Goal:
Repeat exactly, and only, the lines from the one containing "Transcribe this image's" through the end of the records.

Material supplied:
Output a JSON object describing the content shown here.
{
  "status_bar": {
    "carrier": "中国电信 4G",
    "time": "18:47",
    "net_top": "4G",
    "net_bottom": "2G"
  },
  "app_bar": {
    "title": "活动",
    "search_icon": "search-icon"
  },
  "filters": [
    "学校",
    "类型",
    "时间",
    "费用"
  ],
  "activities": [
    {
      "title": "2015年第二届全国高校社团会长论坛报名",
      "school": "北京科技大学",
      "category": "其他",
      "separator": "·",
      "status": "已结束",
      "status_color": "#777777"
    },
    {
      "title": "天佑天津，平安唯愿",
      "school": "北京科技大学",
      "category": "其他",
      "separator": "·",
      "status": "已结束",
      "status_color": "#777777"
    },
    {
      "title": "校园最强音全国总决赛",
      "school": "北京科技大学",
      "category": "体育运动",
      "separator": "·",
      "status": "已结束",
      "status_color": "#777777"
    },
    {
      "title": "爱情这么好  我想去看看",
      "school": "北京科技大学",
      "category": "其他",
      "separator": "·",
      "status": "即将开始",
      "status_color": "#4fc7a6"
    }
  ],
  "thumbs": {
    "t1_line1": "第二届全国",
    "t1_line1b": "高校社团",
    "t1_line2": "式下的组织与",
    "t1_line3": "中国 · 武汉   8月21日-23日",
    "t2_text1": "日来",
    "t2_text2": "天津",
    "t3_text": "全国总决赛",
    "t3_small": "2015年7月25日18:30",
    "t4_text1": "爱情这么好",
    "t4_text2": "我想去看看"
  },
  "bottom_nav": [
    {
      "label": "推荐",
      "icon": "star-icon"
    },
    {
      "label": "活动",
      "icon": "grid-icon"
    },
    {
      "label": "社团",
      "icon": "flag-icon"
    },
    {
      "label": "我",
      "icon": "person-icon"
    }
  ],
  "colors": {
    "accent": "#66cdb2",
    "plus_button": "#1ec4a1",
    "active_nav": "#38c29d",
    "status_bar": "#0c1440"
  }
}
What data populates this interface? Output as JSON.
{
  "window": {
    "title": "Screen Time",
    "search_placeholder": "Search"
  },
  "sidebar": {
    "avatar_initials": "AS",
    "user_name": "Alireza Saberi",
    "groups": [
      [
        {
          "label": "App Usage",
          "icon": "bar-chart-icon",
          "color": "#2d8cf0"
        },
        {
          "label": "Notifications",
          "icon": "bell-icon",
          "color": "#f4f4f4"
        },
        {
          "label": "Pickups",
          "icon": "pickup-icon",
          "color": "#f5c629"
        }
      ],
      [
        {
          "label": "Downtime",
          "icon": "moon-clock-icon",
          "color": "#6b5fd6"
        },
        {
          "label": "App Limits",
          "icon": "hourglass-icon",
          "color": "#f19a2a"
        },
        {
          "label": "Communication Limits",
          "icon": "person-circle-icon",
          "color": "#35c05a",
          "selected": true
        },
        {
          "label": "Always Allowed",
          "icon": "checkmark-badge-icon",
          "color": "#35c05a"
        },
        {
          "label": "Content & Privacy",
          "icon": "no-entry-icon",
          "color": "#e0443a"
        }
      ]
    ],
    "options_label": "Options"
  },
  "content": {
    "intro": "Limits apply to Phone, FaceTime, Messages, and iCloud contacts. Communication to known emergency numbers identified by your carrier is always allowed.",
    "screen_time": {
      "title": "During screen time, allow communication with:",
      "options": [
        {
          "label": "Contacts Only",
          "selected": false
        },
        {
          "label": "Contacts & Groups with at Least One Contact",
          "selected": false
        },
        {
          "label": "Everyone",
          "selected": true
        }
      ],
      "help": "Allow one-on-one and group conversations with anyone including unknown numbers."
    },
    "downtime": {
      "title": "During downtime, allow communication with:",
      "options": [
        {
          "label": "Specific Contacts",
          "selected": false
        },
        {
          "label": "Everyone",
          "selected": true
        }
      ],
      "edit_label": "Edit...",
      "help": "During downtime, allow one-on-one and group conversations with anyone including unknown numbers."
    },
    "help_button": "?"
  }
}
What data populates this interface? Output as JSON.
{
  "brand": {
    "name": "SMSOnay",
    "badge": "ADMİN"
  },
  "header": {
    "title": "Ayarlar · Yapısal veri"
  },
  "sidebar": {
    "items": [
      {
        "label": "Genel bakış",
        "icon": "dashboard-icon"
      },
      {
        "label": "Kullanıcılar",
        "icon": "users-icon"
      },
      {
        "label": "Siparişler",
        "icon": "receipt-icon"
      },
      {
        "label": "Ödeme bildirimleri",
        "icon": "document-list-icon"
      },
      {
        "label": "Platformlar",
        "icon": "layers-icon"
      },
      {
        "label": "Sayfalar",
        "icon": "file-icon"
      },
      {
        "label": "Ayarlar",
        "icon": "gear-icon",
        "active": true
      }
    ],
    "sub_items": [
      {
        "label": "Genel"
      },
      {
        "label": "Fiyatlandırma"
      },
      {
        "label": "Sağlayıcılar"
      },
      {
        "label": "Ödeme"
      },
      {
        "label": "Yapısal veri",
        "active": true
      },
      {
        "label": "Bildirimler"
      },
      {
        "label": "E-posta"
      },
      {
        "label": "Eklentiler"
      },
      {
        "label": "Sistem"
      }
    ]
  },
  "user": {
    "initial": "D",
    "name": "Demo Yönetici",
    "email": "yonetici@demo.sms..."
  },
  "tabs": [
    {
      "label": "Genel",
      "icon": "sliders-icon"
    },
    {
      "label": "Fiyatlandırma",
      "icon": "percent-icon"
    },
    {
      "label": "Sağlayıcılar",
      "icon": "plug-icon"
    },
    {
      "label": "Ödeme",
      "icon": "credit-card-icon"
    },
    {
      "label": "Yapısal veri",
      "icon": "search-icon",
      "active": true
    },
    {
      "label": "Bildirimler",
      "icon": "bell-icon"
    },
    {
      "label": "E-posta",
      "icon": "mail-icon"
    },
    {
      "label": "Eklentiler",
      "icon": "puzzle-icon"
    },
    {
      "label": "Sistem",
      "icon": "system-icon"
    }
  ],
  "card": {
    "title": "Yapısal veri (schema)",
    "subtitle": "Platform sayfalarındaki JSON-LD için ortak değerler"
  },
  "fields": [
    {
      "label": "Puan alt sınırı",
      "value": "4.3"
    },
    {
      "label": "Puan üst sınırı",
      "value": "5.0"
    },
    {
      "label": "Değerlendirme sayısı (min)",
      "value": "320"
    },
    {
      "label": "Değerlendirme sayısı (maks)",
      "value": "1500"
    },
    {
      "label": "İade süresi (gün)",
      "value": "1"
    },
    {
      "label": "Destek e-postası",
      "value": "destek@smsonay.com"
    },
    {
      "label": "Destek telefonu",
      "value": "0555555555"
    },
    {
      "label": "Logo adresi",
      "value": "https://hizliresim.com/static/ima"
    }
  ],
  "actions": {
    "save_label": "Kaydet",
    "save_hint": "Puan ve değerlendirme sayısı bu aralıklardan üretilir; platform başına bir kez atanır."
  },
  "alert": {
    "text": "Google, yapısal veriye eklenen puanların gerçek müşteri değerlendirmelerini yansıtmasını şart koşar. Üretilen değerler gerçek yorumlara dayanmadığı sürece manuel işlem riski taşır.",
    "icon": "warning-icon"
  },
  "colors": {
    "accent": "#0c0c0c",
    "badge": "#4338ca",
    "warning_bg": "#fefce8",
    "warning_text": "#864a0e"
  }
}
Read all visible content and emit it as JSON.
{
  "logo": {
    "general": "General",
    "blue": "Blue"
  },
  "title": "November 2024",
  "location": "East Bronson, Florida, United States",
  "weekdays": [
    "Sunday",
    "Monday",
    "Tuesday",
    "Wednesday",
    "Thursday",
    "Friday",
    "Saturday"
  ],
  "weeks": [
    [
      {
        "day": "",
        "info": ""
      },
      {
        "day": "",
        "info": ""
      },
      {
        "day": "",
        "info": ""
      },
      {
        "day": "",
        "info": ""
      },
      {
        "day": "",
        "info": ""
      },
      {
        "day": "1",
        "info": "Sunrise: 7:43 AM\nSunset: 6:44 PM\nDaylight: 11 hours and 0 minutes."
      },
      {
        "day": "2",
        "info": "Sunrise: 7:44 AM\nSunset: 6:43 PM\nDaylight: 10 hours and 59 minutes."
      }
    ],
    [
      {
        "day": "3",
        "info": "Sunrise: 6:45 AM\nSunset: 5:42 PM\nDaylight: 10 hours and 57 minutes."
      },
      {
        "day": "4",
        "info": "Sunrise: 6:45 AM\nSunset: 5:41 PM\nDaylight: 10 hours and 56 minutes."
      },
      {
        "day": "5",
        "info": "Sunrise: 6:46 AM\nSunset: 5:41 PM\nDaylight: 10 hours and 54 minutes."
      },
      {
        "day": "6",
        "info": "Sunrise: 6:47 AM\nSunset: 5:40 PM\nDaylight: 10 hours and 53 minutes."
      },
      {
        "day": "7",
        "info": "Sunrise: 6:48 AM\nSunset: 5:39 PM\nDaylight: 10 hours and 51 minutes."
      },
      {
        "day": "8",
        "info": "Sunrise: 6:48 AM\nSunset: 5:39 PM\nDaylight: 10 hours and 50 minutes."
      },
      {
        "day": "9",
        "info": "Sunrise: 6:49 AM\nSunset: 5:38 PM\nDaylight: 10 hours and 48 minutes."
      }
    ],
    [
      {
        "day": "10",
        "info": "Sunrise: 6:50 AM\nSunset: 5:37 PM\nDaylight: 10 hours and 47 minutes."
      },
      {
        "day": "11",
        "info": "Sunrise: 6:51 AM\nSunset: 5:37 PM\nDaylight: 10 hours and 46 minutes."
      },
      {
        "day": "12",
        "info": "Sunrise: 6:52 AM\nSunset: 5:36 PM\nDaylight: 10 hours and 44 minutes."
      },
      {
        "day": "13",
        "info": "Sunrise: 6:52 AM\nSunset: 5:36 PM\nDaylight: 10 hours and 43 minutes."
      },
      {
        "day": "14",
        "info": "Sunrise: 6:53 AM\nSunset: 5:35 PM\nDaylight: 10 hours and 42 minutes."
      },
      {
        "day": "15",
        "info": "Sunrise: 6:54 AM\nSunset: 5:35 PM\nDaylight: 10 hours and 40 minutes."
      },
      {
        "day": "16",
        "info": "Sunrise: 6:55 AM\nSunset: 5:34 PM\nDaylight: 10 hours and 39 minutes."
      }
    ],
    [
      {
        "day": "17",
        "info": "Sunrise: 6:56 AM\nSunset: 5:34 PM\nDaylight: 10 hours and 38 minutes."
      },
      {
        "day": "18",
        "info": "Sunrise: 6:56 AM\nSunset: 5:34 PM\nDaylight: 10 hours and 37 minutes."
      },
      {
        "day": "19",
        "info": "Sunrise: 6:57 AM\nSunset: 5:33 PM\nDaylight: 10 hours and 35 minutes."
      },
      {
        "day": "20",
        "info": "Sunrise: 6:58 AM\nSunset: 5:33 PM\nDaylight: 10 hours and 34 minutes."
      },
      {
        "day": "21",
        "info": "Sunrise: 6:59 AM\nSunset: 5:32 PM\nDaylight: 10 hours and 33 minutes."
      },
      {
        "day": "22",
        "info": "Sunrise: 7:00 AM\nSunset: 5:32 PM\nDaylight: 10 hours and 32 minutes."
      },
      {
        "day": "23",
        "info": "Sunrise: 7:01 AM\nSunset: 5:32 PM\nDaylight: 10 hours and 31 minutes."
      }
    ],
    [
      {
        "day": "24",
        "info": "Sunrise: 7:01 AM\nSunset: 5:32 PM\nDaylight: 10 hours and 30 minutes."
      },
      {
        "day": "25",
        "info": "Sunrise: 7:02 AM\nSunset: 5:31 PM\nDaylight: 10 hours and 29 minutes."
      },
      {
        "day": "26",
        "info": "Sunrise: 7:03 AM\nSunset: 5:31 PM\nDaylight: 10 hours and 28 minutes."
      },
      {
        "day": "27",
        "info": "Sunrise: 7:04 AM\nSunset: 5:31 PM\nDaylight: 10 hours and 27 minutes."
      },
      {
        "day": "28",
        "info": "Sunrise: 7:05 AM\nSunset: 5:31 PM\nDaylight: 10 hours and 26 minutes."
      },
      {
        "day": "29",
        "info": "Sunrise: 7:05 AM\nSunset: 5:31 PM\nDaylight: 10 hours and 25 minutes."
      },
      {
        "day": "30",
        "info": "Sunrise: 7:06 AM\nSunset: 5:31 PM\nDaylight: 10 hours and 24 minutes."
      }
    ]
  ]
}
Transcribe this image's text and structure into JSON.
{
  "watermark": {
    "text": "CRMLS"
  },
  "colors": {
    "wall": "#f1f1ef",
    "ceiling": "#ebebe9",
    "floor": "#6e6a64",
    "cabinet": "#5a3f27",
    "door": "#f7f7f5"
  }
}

Reply:
Transcribe this image's text and structure into JSON.
{
  "watermark": {
    "text": "CRMLS"
  },
  "colors": {
    "wall": "#f1f1ef",
    "ceiling": "#ebebe9",
    "floor": "#6e6a64",
    "cabinet": "#5a3f27",
    "door": "#f7f7f5"
  }
}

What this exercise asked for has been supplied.